◆ Objective
Print every line of the listing exactly, please.

◆ Records for the exercise
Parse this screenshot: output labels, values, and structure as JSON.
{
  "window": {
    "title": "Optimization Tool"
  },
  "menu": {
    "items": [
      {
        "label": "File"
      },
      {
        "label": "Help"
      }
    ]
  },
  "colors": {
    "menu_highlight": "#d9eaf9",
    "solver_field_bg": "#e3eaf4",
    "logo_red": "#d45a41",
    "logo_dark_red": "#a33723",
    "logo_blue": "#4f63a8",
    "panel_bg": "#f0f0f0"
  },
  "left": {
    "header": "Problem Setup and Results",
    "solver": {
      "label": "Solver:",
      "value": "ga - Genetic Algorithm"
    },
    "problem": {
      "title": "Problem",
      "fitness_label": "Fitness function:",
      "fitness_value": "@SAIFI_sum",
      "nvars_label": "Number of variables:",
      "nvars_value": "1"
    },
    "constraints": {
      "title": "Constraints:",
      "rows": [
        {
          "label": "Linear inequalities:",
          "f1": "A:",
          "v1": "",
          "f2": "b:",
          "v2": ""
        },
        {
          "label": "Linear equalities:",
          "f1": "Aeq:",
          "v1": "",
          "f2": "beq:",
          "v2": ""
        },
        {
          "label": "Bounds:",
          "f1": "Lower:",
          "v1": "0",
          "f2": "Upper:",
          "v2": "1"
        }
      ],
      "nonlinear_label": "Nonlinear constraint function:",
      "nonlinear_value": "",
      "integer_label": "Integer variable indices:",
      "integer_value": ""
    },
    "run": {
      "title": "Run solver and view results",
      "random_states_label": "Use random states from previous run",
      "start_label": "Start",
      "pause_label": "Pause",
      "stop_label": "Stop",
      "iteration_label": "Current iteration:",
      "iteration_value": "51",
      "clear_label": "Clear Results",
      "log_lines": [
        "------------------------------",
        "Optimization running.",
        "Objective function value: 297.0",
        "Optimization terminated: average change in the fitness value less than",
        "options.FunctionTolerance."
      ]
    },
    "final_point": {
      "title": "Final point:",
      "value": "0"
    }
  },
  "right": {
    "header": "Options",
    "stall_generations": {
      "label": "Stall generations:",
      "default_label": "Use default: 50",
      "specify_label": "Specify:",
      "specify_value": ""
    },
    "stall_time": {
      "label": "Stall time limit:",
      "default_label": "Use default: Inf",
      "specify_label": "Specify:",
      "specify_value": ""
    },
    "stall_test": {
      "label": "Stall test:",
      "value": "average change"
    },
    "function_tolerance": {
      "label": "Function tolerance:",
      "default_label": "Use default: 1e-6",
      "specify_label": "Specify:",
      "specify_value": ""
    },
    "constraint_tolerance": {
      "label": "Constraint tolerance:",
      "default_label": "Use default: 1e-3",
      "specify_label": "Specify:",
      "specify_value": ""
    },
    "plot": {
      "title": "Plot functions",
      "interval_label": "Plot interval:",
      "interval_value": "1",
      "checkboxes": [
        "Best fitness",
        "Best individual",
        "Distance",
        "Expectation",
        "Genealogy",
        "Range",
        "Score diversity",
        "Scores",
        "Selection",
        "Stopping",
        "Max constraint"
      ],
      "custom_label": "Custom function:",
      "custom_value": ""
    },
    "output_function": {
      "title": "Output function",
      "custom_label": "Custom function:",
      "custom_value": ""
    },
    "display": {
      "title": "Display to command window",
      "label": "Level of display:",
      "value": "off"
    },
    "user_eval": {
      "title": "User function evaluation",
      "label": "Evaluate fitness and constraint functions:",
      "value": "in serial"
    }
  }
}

◆ Task response
Parse this screenshot: output labels, values, and structure as JSON.
{
  "window": {
    "title": "Optimization Tool"
  },
  "menu": {
    "items": [
      {
        "label": "File"
      },
      {
        "label": "Help"
      }
    ]
  },
  "colors": {
    "menu_highlight": "#d9eaf9",
    "solver_field_bg": "#e3eaf4",
    "logo_red": "#d45a41",
    "logo_dark_red": "#a33723",
    "logo_blue": "#4f63a8",
    "panel_bg": "#f0f0f0"
  },
  "left": {
    "header": "Problem Setup and Results",
    "solver": {
      "label": "Solver:",
      "value": "ga - Genetic Algorithm"
    },
    "problem": {
      "title": "Problem",
      "fitness_label": "Fitness function:",
      "fitness_value": "@SAIFI_sum",
      "nvars_label": "Number of variables:",
      "nvars_value": "1"
    },
    "constraints": {
      "title": "Constraints:",
      "rows": [
        {
          "label": "Linear inequalities:",
          "f1": "A:",
          "v1": "",
          "f2": "b:",
          "v2": ""
        },
        {
          "label": "Linear equalities:",
          "f1": "Aeq:",
          "v1": "",
          "f2": "beq:",
          "v2": ""
        },
        {
          "label": "Bounds:",
          "f1": "Lower:",
          "v1": "0",
          "f2": "Upper:",
          "v2": "1"
        }
      ],
      "nonlinear_label": "Nonlinear constraint function:",
      "nonlinear_value": "",
      "integer_label": "Integer variable indices:",
      "integer_value": ""
    },
    "run": {
      "title": "Run solver and view results",
      "random_states_label": "Use random states from previous run",
      "start_label": "Start",
      "pause_label": "Pause",
      "stop_label": "Stop",
      "iteration_label": "Current iteration:",
      "iteration_value": "51",
      "clear_label": "Clear Results",
      "log_lines": [
        "------------------------------",
        "Optimization running.",
        "Objective function value: 297.0",
        "Optimization terminated: average change in the fitness value less than",
        "options.FunctionTolerance."
      ]
    },
    "final_point": {
      "title": "Final point:",
      "value": "0"
    }
  },
  "right": {
    "header": "Options",
    "stall_generations": {
      "label": "Stall generations:",
      "default_label": "Use default: 50",
      "specify_label": "Specify:",
      "specify_value": ""
    },
    "stall_time": {
      "label": "Stall time limit:",
      "default_label": "Use default: Inf",
      "specify_label": "Specify:",
      "specify_value": ""
    },
    "stall_test": {
      "label": "Stall test:",
      "value": "average change"
    },
    "function_tolerance": {
      "label": "Function tolerance:",
      "default_label": "Use default: 1e-6",
      "specify_label": "Specify:",
      "specify_value": ""
    },
    "constraint_tolerance": {
      "label": "Constraint tolerance:",
      "default_label": "Use default: 1e-3",
      "specify_label": "Specify:",
      "specify_value": ""
    },
    "plot": {
      "title": "Plot functions",
      "interval_label": "Plot interval:",
      "interval_value": "1",
      "checkboxes": [
        "Best fitness",
        "Best individual",
        "Distance",
        "Expectation",
        "Genealogy",
        "Range",
        "Score diversity",
        "Scores",
        "Selection",
        "Stopping",
        "Max constraint"
      ],
      "custom_label": "Custom function:",
      "custom_value": ""
    },
    "output_function": {
      "title": "Output function",
      "custom_label": "Custom function:",
      "custom_value": ""
    },
    "display": {
      "title": "Display to command window",
      "label": "Level of display:",
      "value": "off"
    },
    "user_eval": {
      "title": "User function evaluation",
      "label": "Evaluate fitness and constraint functions:",
      "value": "in serial"
    }
  }
}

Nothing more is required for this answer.